> _WHAT TO PRODUCE_
Where does the word "nPer" show up in the records? Copy every line that has it.

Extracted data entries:
::::

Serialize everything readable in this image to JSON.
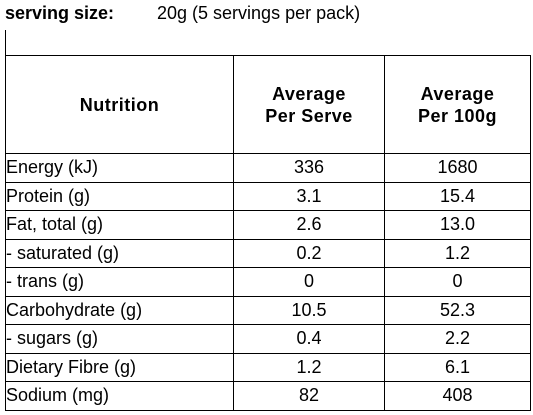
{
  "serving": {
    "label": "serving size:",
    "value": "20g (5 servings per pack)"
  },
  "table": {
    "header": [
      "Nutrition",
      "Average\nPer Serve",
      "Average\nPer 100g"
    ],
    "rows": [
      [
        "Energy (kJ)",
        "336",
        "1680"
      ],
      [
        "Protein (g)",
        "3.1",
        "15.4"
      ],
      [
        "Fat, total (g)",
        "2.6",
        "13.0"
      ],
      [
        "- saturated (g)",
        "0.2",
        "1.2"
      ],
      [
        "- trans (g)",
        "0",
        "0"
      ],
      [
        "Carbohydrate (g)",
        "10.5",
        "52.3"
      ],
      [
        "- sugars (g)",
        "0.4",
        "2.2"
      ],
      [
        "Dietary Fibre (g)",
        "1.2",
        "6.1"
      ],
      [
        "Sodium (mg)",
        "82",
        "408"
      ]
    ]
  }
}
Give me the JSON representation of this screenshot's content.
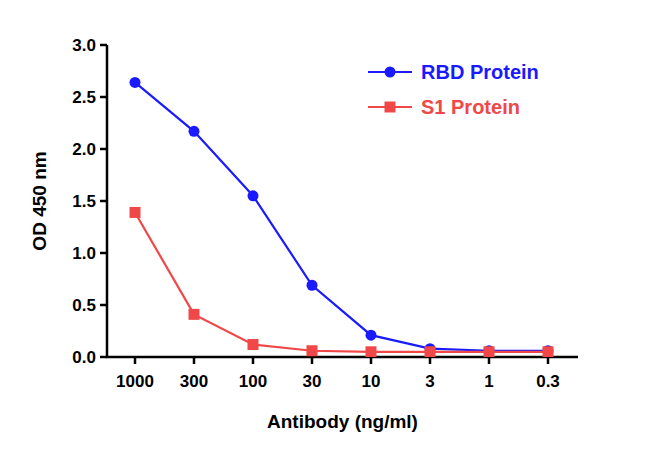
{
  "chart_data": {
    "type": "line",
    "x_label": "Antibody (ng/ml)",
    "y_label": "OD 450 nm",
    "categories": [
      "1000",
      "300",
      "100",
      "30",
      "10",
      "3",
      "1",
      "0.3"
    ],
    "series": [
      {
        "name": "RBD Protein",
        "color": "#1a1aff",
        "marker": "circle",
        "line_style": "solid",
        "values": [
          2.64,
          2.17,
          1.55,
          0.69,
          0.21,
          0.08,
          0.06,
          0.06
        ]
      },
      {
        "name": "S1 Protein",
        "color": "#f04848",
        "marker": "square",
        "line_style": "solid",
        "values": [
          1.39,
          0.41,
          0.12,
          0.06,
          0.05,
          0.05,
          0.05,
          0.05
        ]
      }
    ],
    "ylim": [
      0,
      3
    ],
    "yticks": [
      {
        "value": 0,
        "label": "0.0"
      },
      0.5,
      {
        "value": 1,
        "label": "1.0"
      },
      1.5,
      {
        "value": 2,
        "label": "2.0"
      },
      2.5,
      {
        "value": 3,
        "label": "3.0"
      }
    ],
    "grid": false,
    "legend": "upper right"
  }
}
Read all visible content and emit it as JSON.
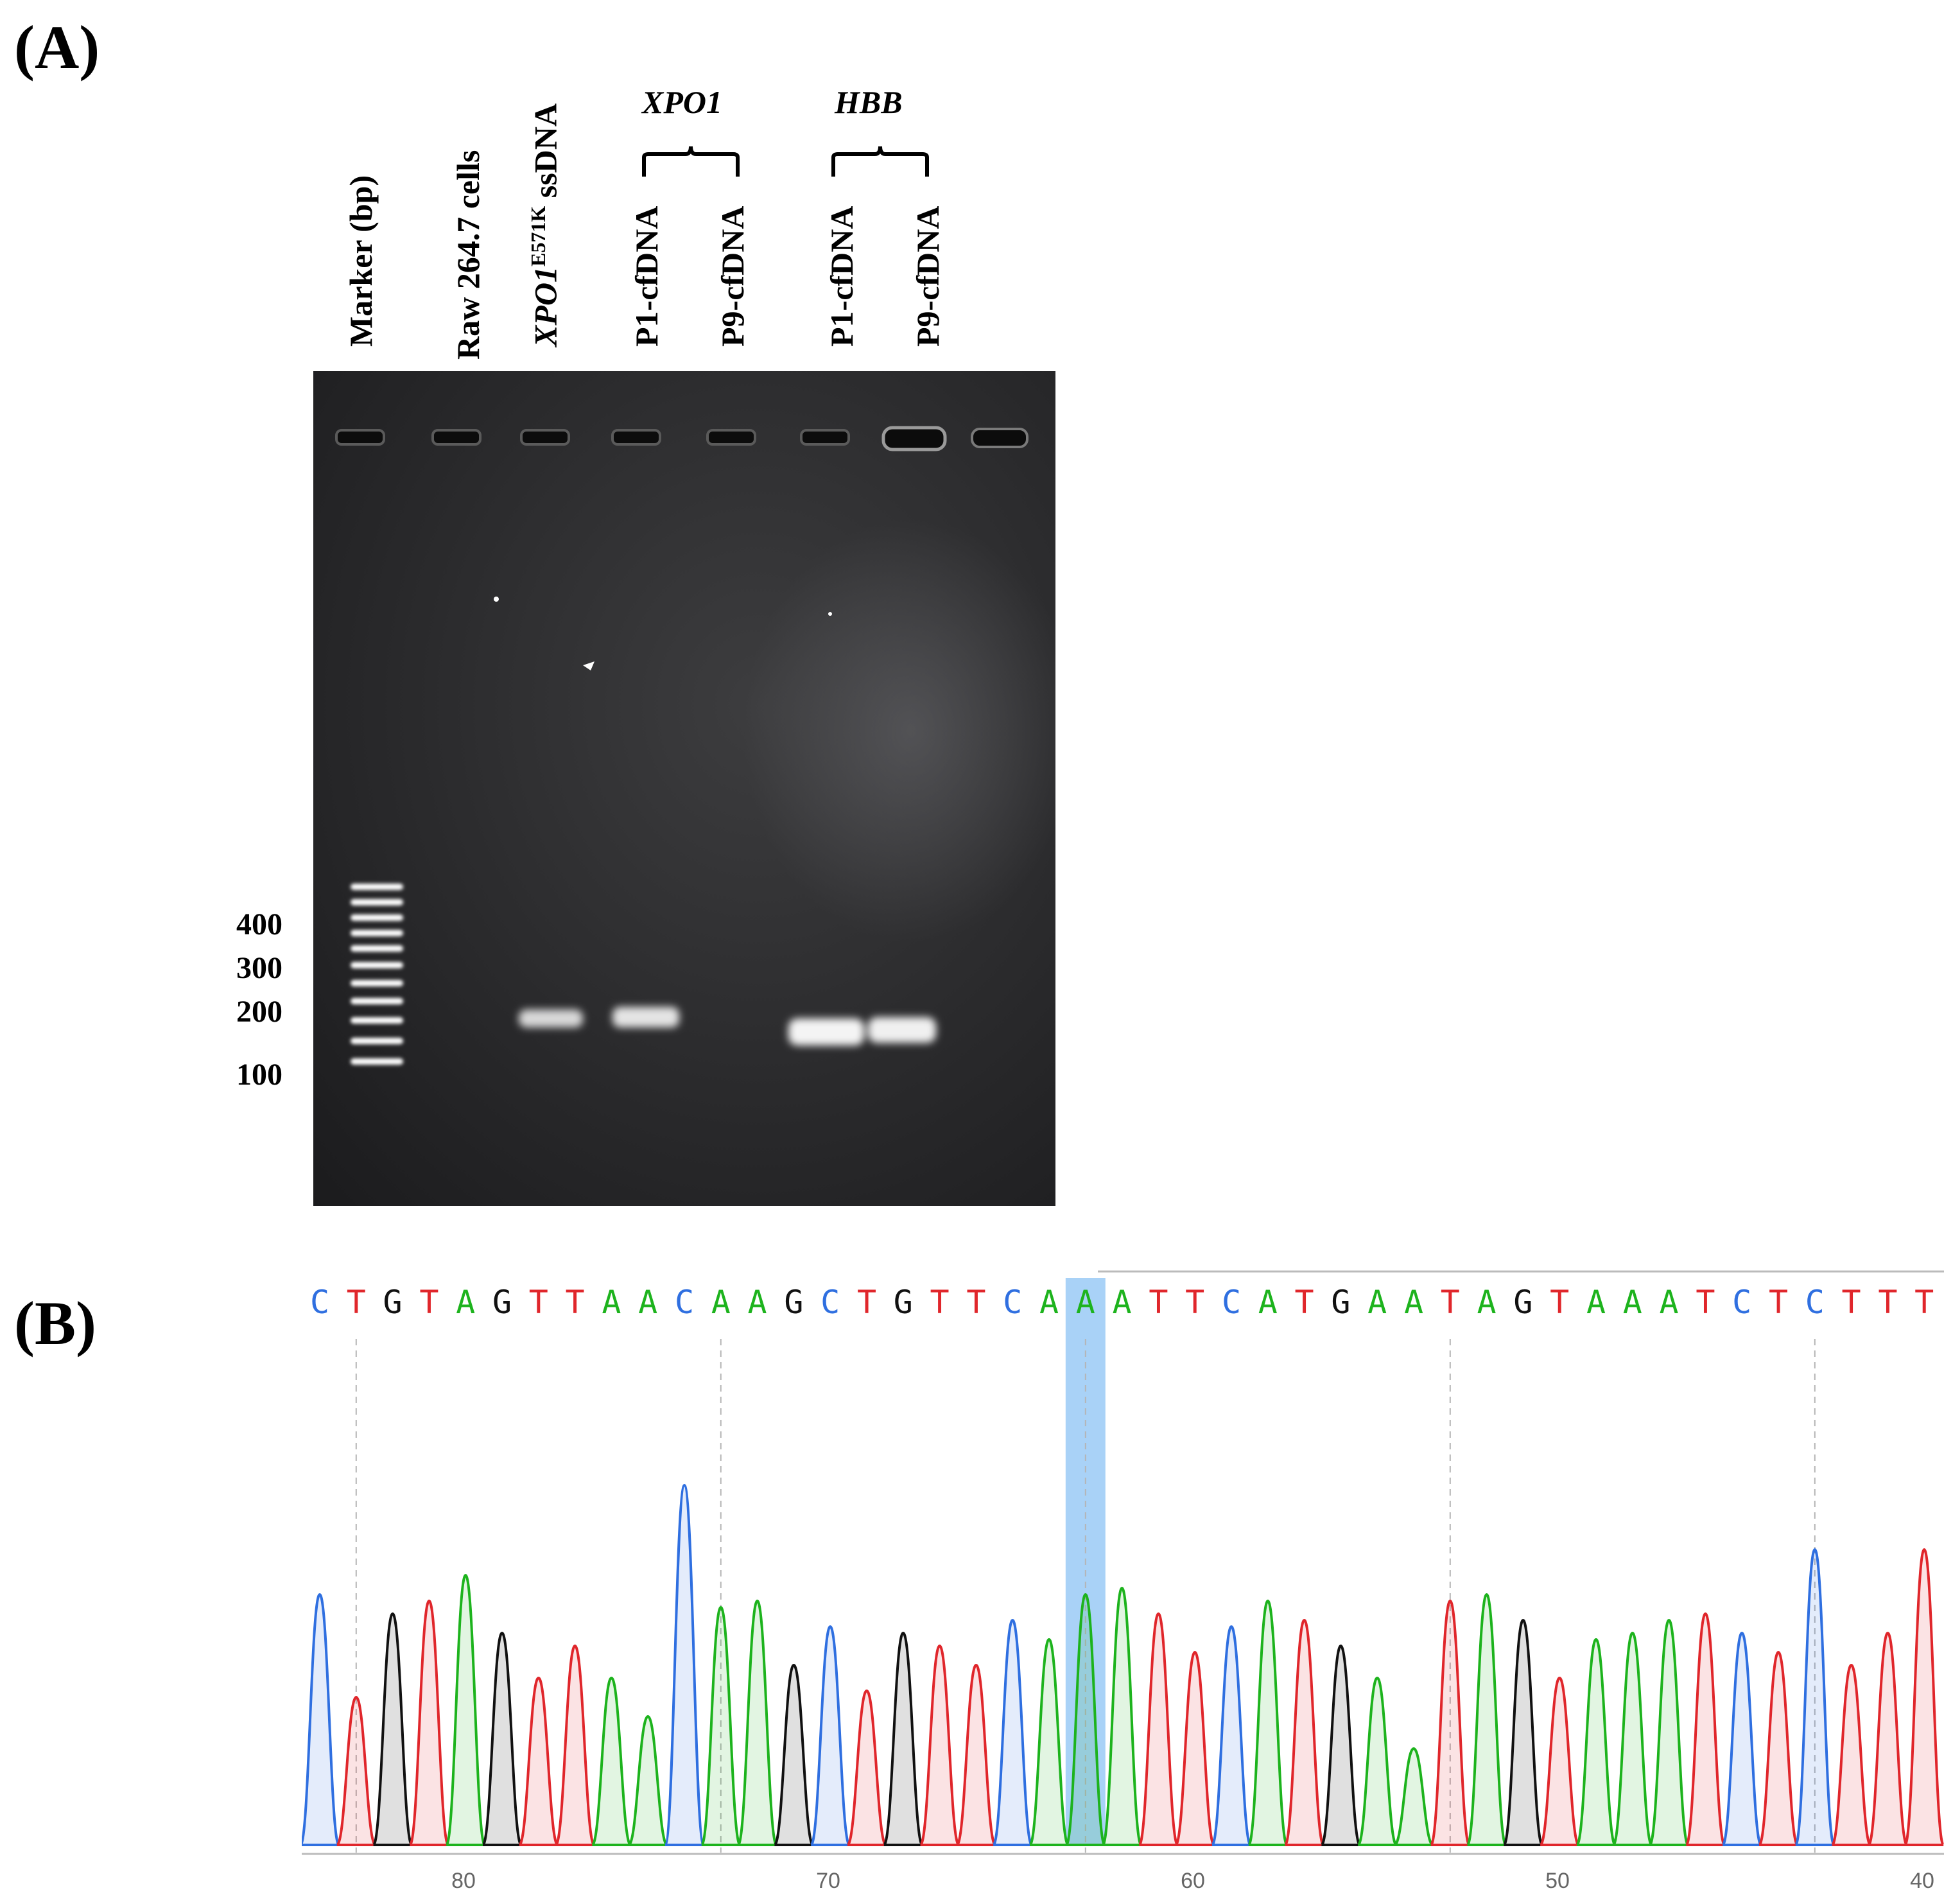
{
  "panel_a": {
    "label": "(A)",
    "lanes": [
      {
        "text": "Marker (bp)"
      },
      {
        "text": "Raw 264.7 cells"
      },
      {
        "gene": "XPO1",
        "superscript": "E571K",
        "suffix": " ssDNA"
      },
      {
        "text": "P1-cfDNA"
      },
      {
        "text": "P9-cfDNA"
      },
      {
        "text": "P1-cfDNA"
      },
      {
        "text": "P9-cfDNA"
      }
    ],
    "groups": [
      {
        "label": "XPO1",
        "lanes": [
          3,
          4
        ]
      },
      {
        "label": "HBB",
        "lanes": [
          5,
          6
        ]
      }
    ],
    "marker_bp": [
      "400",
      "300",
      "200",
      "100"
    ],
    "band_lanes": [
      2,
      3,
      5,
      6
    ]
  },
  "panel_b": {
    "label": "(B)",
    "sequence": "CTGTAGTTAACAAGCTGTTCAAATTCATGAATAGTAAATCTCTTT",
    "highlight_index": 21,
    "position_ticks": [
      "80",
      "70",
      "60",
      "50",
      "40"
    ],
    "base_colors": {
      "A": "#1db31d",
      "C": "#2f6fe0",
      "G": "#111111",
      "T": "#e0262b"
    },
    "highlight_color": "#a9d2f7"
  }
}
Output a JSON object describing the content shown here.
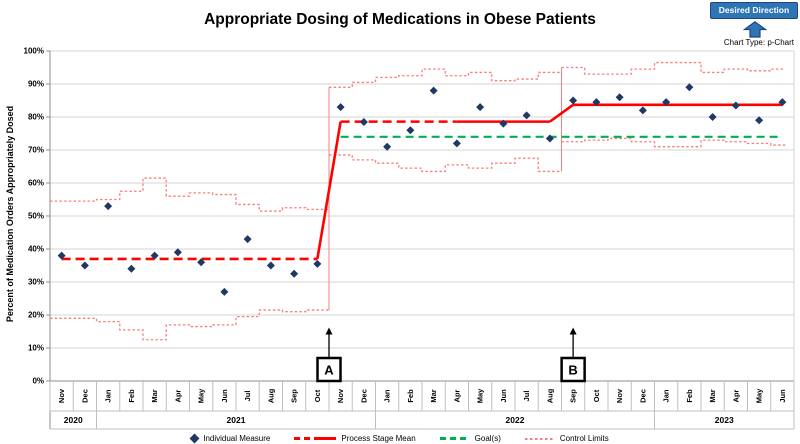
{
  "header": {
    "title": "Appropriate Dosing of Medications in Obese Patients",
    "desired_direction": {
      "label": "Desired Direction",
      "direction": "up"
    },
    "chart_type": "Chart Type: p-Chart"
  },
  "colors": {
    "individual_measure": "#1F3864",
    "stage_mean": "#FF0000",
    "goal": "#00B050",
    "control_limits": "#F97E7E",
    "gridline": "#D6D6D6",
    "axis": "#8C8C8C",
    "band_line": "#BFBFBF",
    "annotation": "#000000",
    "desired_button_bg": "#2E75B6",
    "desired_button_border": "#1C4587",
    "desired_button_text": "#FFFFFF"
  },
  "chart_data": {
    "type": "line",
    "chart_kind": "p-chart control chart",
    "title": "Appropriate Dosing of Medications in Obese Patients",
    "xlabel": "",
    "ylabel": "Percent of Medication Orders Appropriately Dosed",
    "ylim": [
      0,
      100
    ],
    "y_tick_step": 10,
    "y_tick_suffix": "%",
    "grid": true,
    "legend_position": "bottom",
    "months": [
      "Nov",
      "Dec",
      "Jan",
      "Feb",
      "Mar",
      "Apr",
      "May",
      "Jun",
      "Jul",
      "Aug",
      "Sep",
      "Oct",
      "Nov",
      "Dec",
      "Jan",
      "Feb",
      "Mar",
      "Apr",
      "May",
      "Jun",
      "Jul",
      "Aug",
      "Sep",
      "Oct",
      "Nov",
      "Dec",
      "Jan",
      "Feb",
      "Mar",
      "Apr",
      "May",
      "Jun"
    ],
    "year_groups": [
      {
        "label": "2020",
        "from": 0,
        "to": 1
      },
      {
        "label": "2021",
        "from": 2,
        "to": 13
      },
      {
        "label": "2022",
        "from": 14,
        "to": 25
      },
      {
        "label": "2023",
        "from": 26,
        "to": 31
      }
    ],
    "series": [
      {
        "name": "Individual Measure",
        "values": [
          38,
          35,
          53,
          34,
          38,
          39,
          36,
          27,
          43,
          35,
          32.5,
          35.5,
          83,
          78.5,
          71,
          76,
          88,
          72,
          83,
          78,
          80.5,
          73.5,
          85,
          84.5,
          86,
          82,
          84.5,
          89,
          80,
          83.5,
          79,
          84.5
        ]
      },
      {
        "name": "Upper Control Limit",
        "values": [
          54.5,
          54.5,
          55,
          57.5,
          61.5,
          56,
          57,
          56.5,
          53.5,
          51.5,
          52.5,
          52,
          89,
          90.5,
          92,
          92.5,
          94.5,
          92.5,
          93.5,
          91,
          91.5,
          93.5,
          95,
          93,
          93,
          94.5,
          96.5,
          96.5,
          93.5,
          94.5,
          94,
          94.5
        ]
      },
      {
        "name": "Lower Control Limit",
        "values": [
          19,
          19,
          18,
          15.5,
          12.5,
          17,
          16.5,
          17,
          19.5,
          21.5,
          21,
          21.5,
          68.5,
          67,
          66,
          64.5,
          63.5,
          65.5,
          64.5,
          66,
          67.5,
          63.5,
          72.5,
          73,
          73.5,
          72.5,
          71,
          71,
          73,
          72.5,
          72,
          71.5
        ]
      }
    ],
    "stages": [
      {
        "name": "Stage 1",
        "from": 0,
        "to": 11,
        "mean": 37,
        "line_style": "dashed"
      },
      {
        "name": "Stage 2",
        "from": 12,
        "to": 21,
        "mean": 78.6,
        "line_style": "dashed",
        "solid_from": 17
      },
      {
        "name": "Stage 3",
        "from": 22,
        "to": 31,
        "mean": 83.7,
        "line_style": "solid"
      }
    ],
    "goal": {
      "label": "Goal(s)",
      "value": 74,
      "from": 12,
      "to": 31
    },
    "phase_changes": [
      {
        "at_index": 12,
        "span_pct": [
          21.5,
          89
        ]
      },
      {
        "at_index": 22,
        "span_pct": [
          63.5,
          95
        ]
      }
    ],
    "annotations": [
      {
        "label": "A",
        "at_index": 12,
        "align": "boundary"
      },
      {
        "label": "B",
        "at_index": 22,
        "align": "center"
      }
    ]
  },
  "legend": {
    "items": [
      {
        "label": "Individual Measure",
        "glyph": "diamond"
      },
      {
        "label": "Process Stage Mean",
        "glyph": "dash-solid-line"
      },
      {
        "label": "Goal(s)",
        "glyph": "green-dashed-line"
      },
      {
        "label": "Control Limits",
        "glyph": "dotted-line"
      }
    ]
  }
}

::::

> _RESPONSE FOR THIS EXERCISE_
      "Average\nPer Serve",
      "Average\nPer 100g"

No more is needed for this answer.